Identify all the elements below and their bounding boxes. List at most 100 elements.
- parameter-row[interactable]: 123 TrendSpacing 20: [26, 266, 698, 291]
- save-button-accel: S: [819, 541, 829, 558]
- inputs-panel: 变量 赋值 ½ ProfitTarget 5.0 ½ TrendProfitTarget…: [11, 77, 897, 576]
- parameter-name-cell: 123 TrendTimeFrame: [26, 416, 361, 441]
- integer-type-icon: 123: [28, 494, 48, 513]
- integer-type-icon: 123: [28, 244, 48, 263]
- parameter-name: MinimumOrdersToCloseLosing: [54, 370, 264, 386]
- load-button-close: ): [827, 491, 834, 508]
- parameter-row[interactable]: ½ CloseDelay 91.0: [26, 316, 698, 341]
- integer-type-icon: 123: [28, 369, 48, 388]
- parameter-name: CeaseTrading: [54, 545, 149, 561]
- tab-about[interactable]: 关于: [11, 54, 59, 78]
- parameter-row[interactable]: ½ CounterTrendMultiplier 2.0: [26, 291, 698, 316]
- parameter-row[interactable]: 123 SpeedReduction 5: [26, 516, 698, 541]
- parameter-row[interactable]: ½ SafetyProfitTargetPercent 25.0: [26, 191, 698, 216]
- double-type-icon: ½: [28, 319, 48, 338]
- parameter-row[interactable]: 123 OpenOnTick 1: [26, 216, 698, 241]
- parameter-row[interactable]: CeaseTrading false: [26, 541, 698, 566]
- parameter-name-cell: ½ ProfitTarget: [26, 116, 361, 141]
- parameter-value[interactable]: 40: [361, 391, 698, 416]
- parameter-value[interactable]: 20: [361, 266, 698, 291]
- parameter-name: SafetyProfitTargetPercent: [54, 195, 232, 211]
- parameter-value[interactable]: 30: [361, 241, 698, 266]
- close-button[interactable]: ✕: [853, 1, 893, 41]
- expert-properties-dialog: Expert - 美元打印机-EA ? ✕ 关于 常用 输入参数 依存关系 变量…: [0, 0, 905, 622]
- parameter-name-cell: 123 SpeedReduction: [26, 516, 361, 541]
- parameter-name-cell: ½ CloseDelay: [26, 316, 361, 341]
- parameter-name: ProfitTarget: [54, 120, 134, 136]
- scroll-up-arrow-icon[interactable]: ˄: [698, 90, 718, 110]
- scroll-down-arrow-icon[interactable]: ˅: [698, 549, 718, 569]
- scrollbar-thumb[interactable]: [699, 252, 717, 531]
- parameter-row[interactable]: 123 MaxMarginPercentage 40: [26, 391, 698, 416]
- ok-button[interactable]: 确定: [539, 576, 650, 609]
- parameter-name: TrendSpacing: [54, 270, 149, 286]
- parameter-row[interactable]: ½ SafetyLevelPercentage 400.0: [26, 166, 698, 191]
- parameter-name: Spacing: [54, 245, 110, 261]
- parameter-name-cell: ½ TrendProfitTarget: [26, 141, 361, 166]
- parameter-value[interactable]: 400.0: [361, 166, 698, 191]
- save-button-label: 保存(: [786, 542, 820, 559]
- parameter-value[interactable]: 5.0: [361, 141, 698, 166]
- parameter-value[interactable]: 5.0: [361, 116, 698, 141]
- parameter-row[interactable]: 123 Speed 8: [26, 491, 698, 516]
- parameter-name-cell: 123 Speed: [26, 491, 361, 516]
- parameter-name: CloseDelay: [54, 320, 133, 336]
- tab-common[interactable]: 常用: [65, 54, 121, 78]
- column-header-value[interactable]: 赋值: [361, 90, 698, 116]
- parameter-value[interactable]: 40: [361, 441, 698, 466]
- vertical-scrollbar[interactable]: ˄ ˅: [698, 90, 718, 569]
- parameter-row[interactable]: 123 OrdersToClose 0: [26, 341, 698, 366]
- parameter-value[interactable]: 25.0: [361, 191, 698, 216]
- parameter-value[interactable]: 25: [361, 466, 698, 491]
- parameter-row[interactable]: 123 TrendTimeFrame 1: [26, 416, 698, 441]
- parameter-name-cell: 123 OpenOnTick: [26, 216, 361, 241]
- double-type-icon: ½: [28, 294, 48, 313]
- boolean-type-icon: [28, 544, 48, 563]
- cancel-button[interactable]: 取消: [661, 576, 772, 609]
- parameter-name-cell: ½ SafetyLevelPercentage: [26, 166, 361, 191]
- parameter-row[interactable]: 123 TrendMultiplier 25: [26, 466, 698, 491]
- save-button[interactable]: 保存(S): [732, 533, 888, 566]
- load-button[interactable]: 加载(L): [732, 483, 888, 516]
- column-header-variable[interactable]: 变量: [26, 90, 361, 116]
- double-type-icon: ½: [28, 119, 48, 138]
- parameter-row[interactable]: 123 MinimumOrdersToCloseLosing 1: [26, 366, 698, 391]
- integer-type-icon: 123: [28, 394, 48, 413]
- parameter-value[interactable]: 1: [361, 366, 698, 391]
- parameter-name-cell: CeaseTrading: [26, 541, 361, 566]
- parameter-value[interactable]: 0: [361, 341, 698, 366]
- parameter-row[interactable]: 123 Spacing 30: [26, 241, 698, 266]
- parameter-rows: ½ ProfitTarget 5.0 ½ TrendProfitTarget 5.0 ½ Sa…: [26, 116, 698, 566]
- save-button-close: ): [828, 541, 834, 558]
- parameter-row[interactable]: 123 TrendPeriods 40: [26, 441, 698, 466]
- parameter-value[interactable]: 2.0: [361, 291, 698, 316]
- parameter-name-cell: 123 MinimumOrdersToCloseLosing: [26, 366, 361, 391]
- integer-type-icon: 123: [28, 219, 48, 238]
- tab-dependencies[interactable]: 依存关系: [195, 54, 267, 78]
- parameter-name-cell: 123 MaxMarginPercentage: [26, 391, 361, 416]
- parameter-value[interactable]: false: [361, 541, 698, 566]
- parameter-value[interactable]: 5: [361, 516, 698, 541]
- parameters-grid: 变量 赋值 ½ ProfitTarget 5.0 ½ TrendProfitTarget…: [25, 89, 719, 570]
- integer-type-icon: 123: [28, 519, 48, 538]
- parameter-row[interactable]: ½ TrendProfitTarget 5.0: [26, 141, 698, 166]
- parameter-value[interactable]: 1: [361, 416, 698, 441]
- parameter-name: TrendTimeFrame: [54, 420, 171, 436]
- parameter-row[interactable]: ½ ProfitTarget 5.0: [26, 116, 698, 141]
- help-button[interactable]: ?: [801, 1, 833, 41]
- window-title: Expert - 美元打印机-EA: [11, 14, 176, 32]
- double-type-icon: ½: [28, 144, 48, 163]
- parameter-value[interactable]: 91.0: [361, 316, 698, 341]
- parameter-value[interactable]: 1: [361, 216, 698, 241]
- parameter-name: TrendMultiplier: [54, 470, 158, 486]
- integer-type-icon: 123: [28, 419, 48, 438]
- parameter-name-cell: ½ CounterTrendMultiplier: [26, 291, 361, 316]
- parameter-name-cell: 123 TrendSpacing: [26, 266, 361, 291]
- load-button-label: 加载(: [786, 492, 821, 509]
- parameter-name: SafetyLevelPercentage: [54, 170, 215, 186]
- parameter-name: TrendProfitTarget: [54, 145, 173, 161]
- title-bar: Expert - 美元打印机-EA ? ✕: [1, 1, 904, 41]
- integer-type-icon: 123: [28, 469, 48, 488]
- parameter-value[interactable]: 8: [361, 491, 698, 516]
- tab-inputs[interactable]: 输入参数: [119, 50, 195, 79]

|---|

Rewrite all the rows above as a Markdown table with two columns, n for the line number and Line for the line itself, leaving out any blank lines.

| n | Line |
|---|---|
| 1 | Identify all the elements below and their bounding boxes. List at most 100 elements. |
| 2 | - parameter-row[interactable]: 123 TrendSpacing 20: [26, 266, 698, 291] |
| 3 | - save-button-accel: S: [819, 541, 829, 558] |
| 4 | - inputs-panel: 变量 赋值 ½ ProfitTarget 5.0 ½ TrendProfitTarget…: [11, 77, 897, 576] |
| 5 | - parameter-name-cell: 123 TrendTimeFrame: [26, 416, 361, 441] |
| 6 | - integer-type-icon: 123: [28, 494, 48, 513] |
| 7 | - integer-type-icon: 123: [28, 244, 48, 263] |
| 8 | - parameter-name: MinimumOrdersToCloseLosing: [54, 370, 264, 386] |
| 9 | - load-button-close: ): [827, 491, 834, 508] |
| 10 | - parameter-row[interactable]: ½ CloseDelay 91.0: [26, 316, 698, 341] |
| 11 | - integer-type-icon: 123: [28, 369, 48, 388] |
| 12 | - parameter-name: CeaseTrading: [54, 545, 149, 561] |
| 13 | - tab-about[interactable]: 关于: [11, 54, 59, 78] |
| 14 | - parameter-row[interactable]: ½ CounterTrendMultiplier 2.0: [26, 291, 698, 316] |
| 15 | - parameter-row[interactable]: 123 SpeedReduction 5: [26, 516, 698, 541] |
| 16 | - parameter-row[interactable]: ½ SafetyProfitTargetPercent 25.0: [26, 191, 698, 216] |
| 17 | - double-type-icon: ½: [28, 319, 48, 338] |
| 18 | - parameter-row[interactable]: 123 OpenOnTick 1: [26, 216, 698, 241] |
| 19 | - parameter-row[interactable]: CeaseTrading false: [26, 541, 698, 566] |
| 20 | - parameter-name-cell: ½ ProfitTarget: [26, 116, 361, 141] |
| 21 | - parameter-value[interactable]: 40: [361, 391, 698, 416] |
| 22 | - parameter-value[interactable]: 20: [361, 266, 698, 291] |
| 23 | - parameter-name: SafetyProfitTargetPercent: [54, 195, 232, 211] |
| 24 | - parameter-value[interactable]: 30: [361, 241, 698, 266] |
| 25 | - close-button[interactable]: ✕: [853, 1, 893, 41] |
| 26 | - expert-properties-dialog: Expert - 美元打印机-EA ? ✕ 关于 常用 输入参数 依存关系 变量…: [0, 0, 905, 622] |
| 27 | - parameter-name-cell: 123 SpeedReduction: [26, 516, 361, 541] |
| 28 | - parameter-name-cell: ½ CloseDelay: [26, 316, 361, 341] |
| 29 | - parameter-name: ProfitTarget: [54, 120, 134, 136] |
| 30 | - scroll-up-arrow-icon[interactable]: ˄: [698, 90, 718, 110] |
| 31 | - scroll-down-arrow-icon[interactable]: ˅: [698, 549, 718, 569] |
| 32 | - scrollbar-thumb[interactable]: [699, 252, 717, 531] |
| 33 | - parameter-row[interactable]: 123 MaxMarginPercentage 40: [26, 391, 698, 416] |
| 34 | - ok-button[interactable]: 确定: [539, 576, 650, 609] |
| 35 | - parameter-name: TrendSpacing: [54, 270, 149, 286] |
| 36 | - parameter-row[interactable]: ½ SafetyLevelPercentage 400.0: [26, 166, 698, 191] |
| 37 | - parameter-name: Spacing: [54, 245, 110, 261] |
| 38 | - parameter-name-cell: ½ TrendProfitTarget: [26, 141, 361, 166] |
| 39 | - parameter-value[interactable]: 400.0: [361, 166, 698, 191] |
| 40 | - save-button-label: 保存(: [786, 542, 820, 559] |
| 41 | - parameter-value[interactable]: 5.0: [361, 141, 698, 166] |
| 42 | - parameter-value[interactable]: 5.0: [361, 116, 698, 141] |
| 43 | - parameter-row[interactable]: 123 Speed 8: [26, 491, 698, 516] |
| 44 | - parameter-name-cell: 123 Speed: [26, 491, 361, 516] |
| 45 | - parameter-name: CloseDelay: [54, 320, 133, 336] |
| 46 | - tab-common[interactable]: 常用: [65, 54, 121, 78] |
| 47 | - column-header-value[interactable]: 赋值: [361, 90, 698, 116] |
| 48 | - parameter-value[interactable]: 40: [361, 441, 698, 466] |
| 49 | - vertical-scrollbar[interactable]: ˄ ˅: [698, 90, 718, 569] |
| 50 | - parameter-row[interactable]: 123 OrdersToClose 0: [26, 341, 698, 366] |
| 51 | - parameter-value[interactable]: 25.0: [361, 191, 698, 216] |
| 52 | - parameter-value[interactable]: 25: [361, 466, 698, 491] |
| 53 | - parameter-row[interactable]: 123 TrendTimeFrame 1: [26, 416, 698, 441] |
| 54 | - parameter-name-cell: 123 OpenOnTick: [26, 216, 361, 241] |
| 55 | - double-type-icon: ½: [28, 294, 48, 313] |
| 56 | - boolean-type-icon: [28, 544, 48, 563] |
| 57 | - cancel-button[interactable]: 取消: [661, 576, 772, 609] |
| 58 | - parameter-name-cell: ½ SafetyLevelPercentage: [26, 166, 361, 191] |
| 59 | - parameter-row[interactable]: 123 TrendMultiplier 25: [26, 466, 698, 491] |
| 60 | - save-button[interactable]: 保存(S): [732, 533, 888, 566] |
| 61 | - load-button[interactable]: 加载(L): [732, 483, 888, 516] |
| 62 | - column-header-variable[interactable]: 变量: [26, 90, 361, 116] |
| 63 | - double-type-icon: ½: [28, 119, 48, 138] |
| 64 | - parameter-row[interactable]: 123 MinimumOrdersToCloseLosing 1: [26, 366, 698, 391] |
| 65 | - integer-type-icon: 123: [28, 394, 48, 413] |
| 66 | - parameter-value[interactable]: 1: [361, 366, 698, 391] |
| 67 | - parameter-name-cell: CeaseTrading: [26, 541, 361, 566] |
| 68 | - parameter-value[interactable]: 0: [361, 341, 698, 366] |
| 69 | - parameter-row[interactable]: 123 Spacing 30: [26, 241, 698, 266] |
| 70 | - parameter-rows: ½ ProfitTarget 5.0 ½ TrendProfitTarget 5.0 ½ Sa…: [26, 116, 698, 566] |
| 71 | - save-button-close: ): [828, 541, 834, 558] |
| 72 | - parameter-row[interactable]: 123 TrendPeriods 40: [26, 441, 698, 466] |
| 73 | - parameter-value[interactable]: 2.0: [361, 291, 698, 316] |
| 74 | - parameter-name-cell: 123 MinimumOrdersToCloseLosing: [26, 366, 361, 391] |
| 75 | - integer-type-icon: 123: [28, 219, 48, 238] |
| 76 | - tab-dependencies[interactable]: 依存关系: [195, 54, 267, 78] |
| 77 | - parameter-name-cell: 123 MaxMarginPercentage: [26, 391, 361, 416] |
| 78 | - parameter-value[interactable]: false: [361, 541, 698, 566] |
| 79 | - parameter-value[interactable]: 5: [361, 516, 698, 541] |
| 80 | - parameters-grid: 变量 赋值 ½ ProfitTarget 5.0 ½ TrendProfitTarget…: [25, 89, 719, 570] |
| 81 | - integer-type-icon: 123: [28, 519, 48, 538] |
| 82 | - parameter-row[interactable]: ½ TrendProfitTarget 5.0: [26, 141, 698, 166] |
| 83 | - parameter-value[interactable]: 1: [361, 416, 698, 441] |
| 84 | - parameter-name: TrendTimeFrame: [54, 420, 171, 436] |
| 85 | - parameter-row[interactable]: ½ ProfitTarget 5.0: [26, 116, 698, 141] |
| 86 | - help-button[interactable]: ?: [801, 1, 833, 41] |
| 87 | - window-title: Expert - 美元打印机-EA: [11, 14, 176, 32] |
| 88 | - double-type-icon: ½: [28, 144, 48, 163] |
| 89 | - parameter-value[interactable]: 91.0: [361, 316, 698, 341] |
| 90 | - parameter-value[interactable]: 1: [361, 216, 698, 241] |
| 91 | - parameter-name: TrendMultiplier: [54, 470, 158, 486] |
| 92 | - integer-type-icon: 123: [28, 419, 48, 438] |
| 93 | - parameter-name-cell: ½ CounterTrendMultiplier: [26, 291, 361, 316] |
| 94 | - parameter-name-cell: 123 TrendSpacing: [26, 266, 361, 291] |
| 95 | - load-button-label: 加载(: [786, 492, 821, 509] |
| 96 | - parameter-name: SafetyLevelPercentage: [54, 170, 215, 186] |
| 97 | - parameter-name: TrendProfitTarget: [54, 145, 173, 161] |
| 98 | - title-bar: Expert - 美元打印机-EA ? ✕: [1, 1, 904, 41] |
| 99 | - integer-type-icon: 123: [28, 469, 48, 488] |
| 100 | - parameter-value[interactable]: 8: [361, 491, 698, 516] |
| 101 | - tab-inputs[interactable]: 输入参数: [119, 50, 195, 79] |